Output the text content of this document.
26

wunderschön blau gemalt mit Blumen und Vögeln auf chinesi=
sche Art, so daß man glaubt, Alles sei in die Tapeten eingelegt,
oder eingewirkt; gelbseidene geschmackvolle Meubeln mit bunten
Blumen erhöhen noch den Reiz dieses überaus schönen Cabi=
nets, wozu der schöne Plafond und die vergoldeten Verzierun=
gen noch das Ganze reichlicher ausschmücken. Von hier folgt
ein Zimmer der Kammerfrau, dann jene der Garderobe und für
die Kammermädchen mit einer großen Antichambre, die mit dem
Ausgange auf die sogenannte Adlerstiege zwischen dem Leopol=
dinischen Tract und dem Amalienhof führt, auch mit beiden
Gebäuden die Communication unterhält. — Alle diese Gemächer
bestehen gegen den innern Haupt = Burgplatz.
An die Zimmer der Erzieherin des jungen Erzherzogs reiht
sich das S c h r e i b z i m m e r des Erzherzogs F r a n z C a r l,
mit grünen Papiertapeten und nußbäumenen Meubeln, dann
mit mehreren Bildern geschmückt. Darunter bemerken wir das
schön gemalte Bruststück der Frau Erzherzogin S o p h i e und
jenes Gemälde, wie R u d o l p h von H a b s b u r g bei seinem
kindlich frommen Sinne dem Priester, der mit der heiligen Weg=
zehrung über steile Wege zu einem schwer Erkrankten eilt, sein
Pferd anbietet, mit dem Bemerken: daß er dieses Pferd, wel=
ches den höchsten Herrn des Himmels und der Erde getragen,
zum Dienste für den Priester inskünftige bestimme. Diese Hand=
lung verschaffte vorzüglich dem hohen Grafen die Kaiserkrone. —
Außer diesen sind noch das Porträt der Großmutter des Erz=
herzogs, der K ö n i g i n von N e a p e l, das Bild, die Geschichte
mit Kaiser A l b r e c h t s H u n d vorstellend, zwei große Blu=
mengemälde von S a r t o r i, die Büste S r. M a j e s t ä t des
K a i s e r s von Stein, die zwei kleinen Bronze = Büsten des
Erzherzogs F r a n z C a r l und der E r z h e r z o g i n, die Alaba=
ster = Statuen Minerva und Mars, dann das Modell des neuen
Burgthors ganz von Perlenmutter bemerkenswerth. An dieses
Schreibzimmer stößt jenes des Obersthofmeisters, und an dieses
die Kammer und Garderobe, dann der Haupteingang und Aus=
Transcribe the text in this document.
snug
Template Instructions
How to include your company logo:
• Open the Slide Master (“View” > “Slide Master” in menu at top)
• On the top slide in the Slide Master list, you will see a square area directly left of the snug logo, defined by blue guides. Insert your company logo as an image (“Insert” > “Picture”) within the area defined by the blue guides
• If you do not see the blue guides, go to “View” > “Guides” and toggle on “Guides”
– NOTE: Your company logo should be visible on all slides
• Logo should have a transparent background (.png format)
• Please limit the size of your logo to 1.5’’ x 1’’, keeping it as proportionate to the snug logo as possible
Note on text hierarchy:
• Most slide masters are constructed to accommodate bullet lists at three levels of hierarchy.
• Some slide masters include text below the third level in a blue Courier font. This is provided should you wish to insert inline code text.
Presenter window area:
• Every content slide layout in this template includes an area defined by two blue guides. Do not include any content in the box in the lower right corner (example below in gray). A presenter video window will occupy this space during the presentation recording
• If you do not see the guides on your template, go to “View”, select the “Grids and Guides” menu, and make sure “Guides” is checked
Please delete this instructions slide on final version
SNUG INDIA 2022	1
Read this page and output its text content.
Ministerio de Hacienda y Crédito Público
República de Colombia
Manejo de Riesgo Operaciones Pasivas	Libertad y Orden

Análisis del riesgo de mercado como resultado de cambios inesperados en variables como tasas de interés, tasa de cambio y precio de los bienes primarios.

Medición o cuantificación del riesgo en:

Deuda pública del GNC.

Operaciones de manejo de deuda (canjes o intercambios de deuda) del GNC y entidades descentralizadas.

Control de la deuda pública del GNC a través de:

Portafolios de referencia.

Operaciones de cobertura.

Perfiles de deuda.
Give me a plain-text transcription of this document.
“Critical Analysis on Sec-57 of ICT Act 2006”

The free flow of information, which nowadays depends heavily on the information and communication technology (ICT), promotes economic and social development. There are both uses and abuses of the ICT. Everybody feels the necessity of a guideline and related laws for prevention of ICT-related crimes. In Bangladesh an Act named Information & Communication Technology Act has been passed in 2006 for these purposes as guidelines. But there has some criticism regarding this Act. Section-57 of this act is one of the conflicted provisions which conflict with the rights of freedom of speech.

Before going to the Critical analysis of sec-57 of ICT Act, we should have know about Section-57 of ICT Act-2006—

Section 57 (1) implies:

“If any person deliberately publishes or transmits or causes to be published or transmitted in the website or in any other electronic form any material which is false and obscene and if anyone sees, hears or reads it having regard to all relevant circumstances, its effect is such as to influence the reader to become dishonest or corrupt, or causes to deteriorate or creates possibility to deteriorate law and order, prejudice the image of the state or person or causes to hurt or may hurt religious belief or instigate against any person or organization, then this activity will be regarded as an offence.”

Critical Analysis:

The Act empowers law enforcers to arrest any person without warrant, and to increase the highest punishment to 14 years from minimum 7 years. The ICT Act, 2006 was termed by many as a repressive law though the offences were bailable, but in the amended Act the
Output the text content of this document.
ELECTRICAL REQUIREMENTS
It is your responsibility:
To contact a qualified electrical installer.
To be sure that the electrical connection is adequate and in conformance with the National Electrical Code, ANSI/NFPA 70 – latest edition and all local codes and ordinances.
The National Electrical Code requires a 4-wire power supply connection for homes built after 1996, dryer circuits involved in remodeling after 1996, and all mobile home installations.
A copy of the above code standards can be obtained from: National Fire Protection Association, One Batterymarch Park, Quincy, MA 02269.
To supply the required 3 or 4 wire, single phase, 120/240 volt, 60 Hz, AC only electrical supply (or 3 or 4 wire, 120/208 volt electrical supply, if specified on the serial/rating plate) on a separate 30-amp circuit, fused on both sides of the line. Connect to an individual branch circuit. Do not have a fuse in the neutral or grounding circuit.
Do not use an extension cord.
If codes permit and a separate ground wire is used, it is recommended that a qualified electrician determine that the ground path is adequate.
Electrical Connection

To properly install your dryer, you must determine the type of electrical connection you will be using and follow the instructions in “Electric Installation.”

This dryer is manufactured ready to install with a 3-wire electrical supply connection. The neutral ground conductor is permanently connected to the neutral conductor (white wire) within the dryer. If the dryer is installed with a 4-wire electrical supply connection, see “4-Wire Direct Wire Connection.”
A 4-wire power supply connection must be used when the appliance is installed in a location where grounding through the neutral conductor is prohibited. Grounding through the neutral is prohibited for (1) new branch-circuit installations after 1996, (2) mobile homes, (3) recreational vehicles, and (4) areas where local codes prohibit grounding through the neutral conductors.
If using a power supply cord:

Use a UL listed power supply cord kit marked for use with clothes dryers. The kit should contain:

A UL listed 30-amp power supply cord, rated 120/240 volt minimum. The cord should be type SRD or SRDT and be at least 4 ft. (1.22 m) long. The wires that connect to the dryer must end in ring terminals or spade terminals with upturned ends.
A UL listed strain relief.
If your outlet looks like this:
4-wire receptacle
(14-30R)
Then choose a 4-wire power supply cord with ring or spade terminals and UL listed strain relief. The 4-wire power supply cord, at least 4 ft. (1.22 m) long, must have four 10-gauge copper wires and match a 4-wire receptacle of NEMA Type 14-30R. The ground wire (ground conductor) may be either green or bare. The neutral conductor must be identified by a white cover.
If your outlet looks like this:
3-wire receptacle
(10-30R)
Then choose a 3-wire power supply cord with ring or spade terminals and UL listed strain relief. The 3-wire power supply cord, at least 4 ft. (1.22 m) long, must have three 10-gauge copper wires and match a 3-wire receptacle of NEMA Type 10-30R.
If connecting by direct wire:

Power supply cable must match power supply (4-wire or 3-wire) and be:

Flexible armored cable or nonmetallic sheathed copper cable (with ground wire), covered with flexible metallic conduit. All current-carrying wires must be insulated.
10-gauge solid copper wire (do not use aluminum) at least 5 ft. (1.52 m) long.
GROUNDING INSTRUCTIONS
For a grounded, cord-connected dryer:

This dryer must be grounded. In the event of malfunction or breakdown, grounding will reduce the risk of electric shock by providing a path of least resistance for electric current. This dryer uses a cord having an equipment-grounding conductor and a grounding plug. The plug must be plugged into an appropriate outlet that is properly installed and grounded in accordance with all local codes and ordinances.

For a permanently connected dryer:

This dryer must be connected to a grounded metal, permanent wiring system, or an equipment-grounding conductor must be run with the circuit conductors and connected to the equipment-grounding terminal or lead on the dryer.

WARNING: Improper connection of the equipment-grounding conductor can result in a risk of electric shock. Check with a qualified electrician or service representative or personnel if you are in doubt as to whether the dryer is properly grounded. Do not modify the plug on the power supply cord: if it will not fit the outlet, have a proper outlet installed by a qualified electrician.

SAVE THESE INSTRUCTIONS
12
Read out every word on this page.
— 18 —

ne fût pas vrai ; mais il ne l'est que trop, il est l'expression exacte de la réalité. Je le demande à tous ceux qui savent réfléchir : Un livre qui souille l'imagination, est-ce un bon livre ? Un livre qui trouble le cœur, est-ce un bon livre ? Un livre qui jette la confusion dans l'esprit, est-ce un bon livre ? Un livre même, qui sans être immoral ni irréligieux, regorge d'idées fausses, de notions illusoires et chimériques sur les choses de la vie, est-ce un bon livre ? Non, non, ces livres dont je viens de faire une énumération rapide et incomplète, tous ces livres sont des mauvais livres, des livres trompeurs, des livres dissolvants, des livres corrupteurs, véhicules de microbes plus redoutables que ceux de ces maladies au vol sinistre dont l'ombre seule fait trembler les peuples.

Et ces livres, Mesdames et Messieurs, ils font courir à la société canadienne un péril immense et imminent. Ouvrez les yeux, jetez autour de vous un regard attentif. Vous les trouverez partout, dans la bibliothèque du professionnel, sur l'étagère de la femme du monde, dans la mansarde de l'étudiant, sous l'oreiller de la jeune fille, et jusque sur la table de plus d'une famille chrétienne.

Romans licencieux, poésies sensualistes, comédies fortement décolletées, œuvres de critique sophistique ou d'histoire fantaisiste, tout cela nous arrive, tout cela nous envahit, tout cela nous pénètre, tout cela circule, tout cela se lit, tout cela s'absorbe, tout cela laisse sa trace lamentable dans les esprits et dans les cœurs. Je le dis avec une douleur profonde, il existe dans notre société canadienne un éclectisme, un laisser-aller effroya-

^^^^^^^^

WHAT YOU SHOULD DO:
Copy each line of the preceding data that contains the string "dann".

WRITTEN ANSWER:
ein Zimmer der Kammerfrau, dann jene der Garderobe und für
mit grünen Papiertapeten und nußbäumenen Meubeln, dann
ster = Statuen Minerva und Mars, dann das Modell des neuen
die Kammer und Garderobe, dann der Haupteingang und Aus=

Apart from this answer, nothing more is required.